→ **STATED GOAL**: Images embedded in the records are excluded; print everything else exactly as given.

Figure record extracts
—————

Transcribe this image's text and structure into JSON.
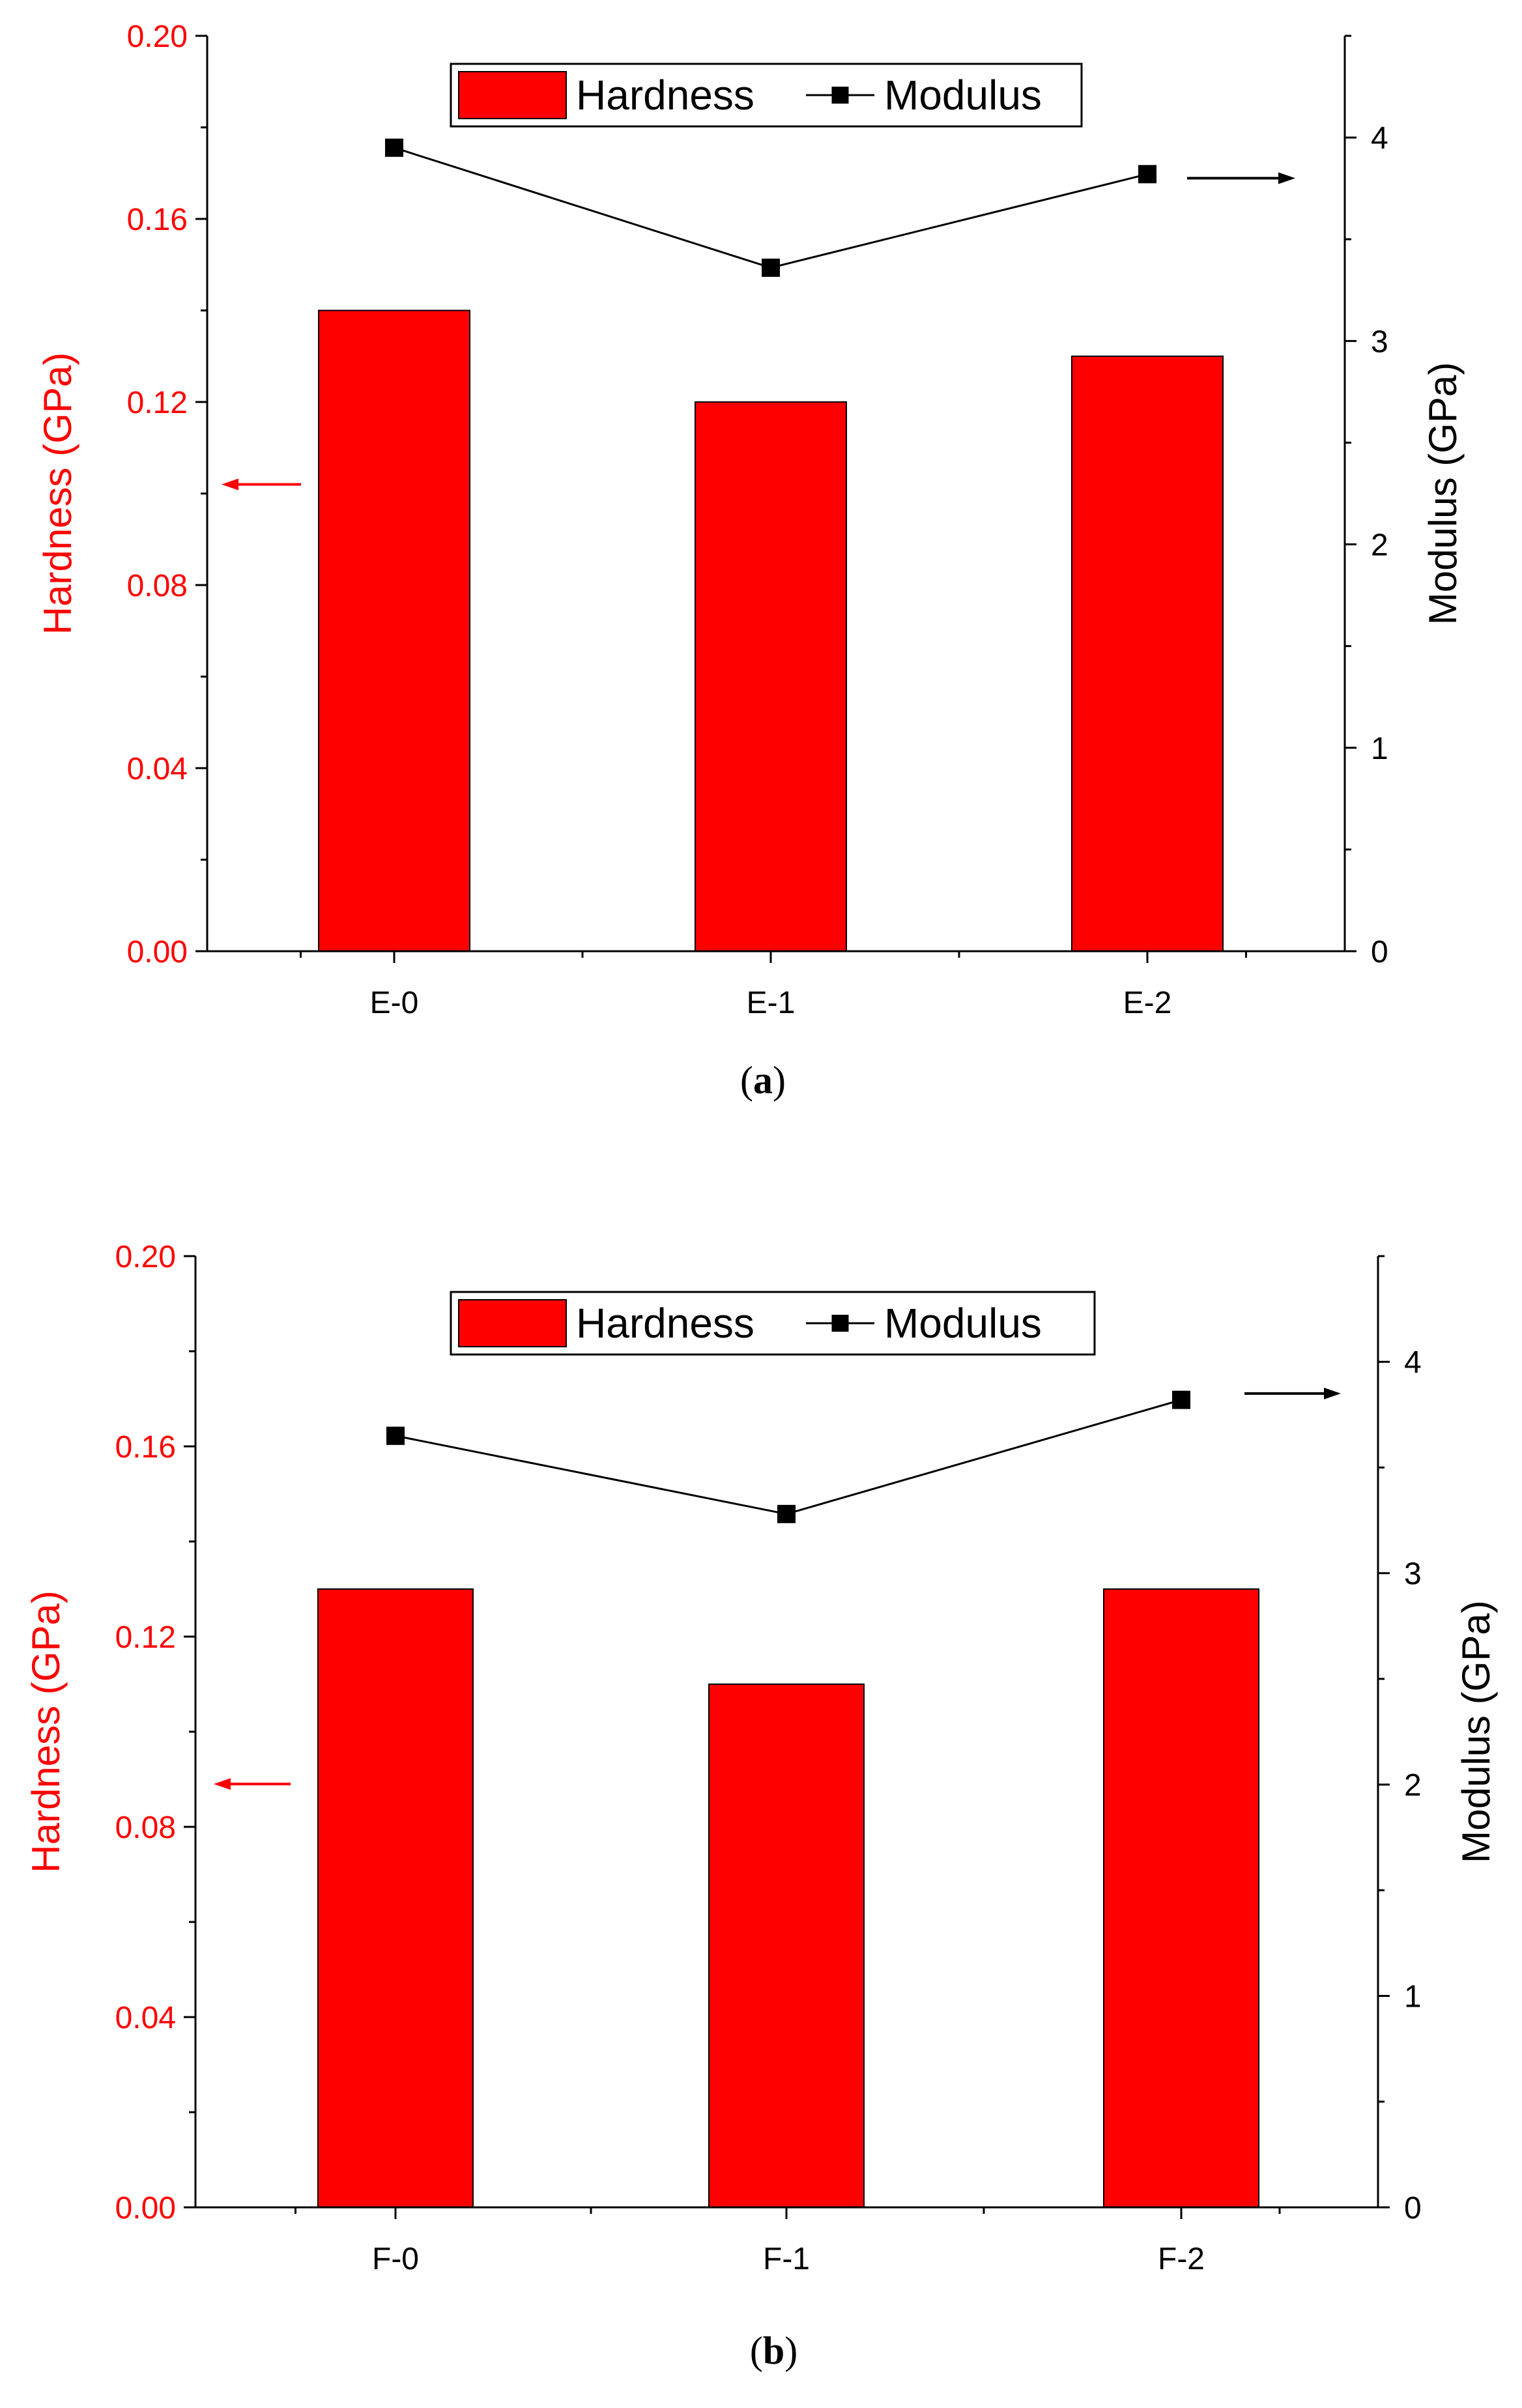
{
  "colors": {
    "hardness": "#ff0000",
    "modulus": "#000000",
    "axis_left": "#ff0000",
    "axis_right": "#000000"
  },
  "chart_data": [
    {
      "panel": "(a)",
      "caption_letter": "a",
      "type": "bar",
      "categories": [
        "E-0",
        "E-1",
        "E-2"
      ],
      "series": [
        {
          "name": "Hardness",
          "type": "bar",
          "axis": "left",
          "values": [
            0.14,
            0.12,
            0.13
          ]
        },
        {
          "name": "Modulus",
          "type": "line",
          "marker": "square",
          "axis": "right",
          "values": [
            3.95,
            3.36,
            3.82
          ]
        }
      ],
      "ylabel_left": "Hardness (GPa)",
      "ylabel_right": "Modulus (GPa)",
      "ylim_left": [
        0,
        0.2
      ],
      "ylim_right": [
        0,
        4.5
      ],
      "yticks_left": [
        "0.00",
        "0.04",
        "0.08",
        "0.12",
        "0.16",
        "0.20"
      ],
      "yticks_left_values": [
        0,
        0.04,
        0.08,
        0.12,
        0.16,
        0.2
      ],
      "yticks_right": [
        "0",
        "1",
        "2",
        "3",
        "4"
      ],
      "yticks_right_values": [
        0,
        1,
        2,
        3,
        4
      ],
      "left_arrow_value": 0.102,
      "right_arrow_value": 3.8,
      "legend": {
        "placement": "top-center",
        "entries": [
          "Hardness",
          "Modulus"
        ]
      }
    },
    {
      "panel": "(b)",
      "caption_letter": "b",
      "type": "bar",
      "categories": [
        "F-0",
        "F-1",
        "F-2"
      ],
      "series": [
        {
          "name": "Hardness",
          "type": "bar",
          "axis": "left",
          "values": [
            0.13,
            0.11,
            0.13
          ]
        },
        {
          "name": "Modulus",
          "type": "line",
          "marker": "square",
          "axis": "right",
          "values": [
            3.65,
            3.28,
            3.82
          ]
        }
      ],
      "ylabel_left": "Hardness (GPa)",
      "ylabel_right": "Modulus (GPa)",
      "ylim_left": [
        0,
        0.2
      ],
      "ylim_right": [
        0,
        4.5
      ],
      "yticks_left": [
        "0.00",
        "0.04",
        "0.08",
        "0.12",
        "0.16",
        "0.20"
      ],
      "yticks_left_values": [
        0,
        0.04,
        0.08,
        0.12,
        0.16,
        0.2
      ],
      "yticks_right": [
        "0",
        "1",
        "2",
        "3",
        "4"
      ],
      "yticks_right_values": [
        0,
        1,
        2,
        3,
        4
      ],
      "left_arrow_value": 0.089,
      "right_arrow_value": 3.85,
      "legend": {
        "placement": "top-center",
        "entries": [
          "Hardness",
          "Modulus"
        ]
      }
    }
  ]
}
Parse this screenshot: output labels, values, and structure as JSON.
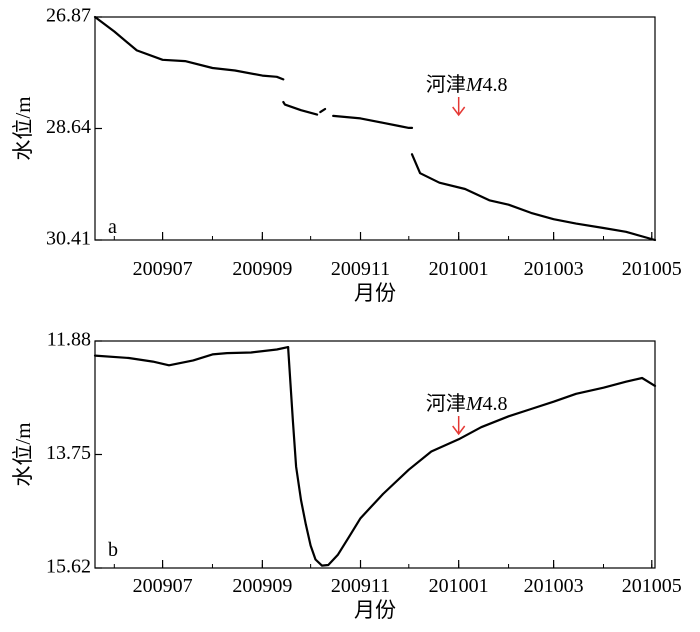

—————

→ **SOLUTION TO THIS EXERCISE**:
Transcribe this image's text and structure into JSON.
{
  "colors": {
    "hardness": "#ff0000",
    "modulus": "#000000",
    "axis_left": "#ff0000",
    "axis_right": "#000000"
  },
  "chart_data": [
    {
      "panel": "(a)",
      "caption_letter": "a",
      "type": "bar",
      "categories": [
        "E-0",
        "E-1",
        "E-2"
      ],
      "series": [
        {
          "name": "Hardness",
          "type": "bar",
          "axis": "left",
          "values": [
            0.14,
            0.12,
            0.13
          ]
        },
        {
          "name": "Modulus",
          "type": "line",
          "marker": "square",
          "axis": "right",
          "values": [
            3.95,
            3.36,
            3.82
          ]
        }
      ],
      "ylabel_left": "Hardness (GPa)",
      "ylabel_right": "Modulus (GPa)",
      "ylim_left": [
        0,
        0.2
      ],
      "ylim_right": [
        0,
        4.5
      ],
      "yticks_left": [
        "0.00",
        "0.04",
        "0.08",
        "0.12",
        "0.16",
        "0.20"
      ],
      "yticks_left_values": [
        0,
        0.04,
        0.08,
        0.12,
        0.16,
        0.2
      ],
      "yticks_right": [
        "0",
        "1",
        "2",
        "3",
        "4"
      ],
      "yticks_right_values": [
        0,
        1,
        2,
        3,
        4
      ],
      "left_arrow_value": 0.102,
      "right_arrow_value": 3.8,
      "legend": {
        "placement": "top-center",
        "entries": [
          "Hardness",
          "Modulus"
        ]
      }
    },
    {
      "panel": "(b)",
      "caption_letter": "b",
      "type": "bar",
      "categories": [
        "F-0",
        "F-1",
        "F-2"
      ],
      "series": [
        {
          "name": "Hardness",
          "type": "bar",
          "axis": "left",
          "values": [
            0.13,
            0.11,
            0.13
          ]
        },
        {
          "name": "Modulus",
          "type": "line",
          "marker": "square",
          "axis": "right",
          "values": [
            3.65,
            3.28,
            3.82
          ]
        }
      ],
      "ylabel_left": "Hardness (GPa)",
      "ylabel_right": "Modulus (GPa)",
      "ylim_left": [
        0,
        0.2
      ],
      "ylim_right": [
        0,
        4.5
      ],
      "yticks_left": [
        "0.00",
        "0.04",
        "0.08",
        "0.12",
        "0.16",
        "0.20"
      ],
      "yticks_left_values": [
        0,
        0.04,
        0.08,
        0.12,
        0.16,
        0.2
      ],
      "yticks_right": [
        "0",
        "1",
        "2",
        "3",
        "4"
      ],
      "yticks_right_values": [
        0,
        1,
        2,
        3,
        4
      ],
      "left_arrow_value": 0.089,
      "right_arrow_value": 3.85,
      "legend": {
        "placement": "top-center",
        "entries": [
          "Hardness",
          "Modulus"
        ]
      }
    }
  ]
}
Parse this screenshot: output labels, values, and structure as JSON.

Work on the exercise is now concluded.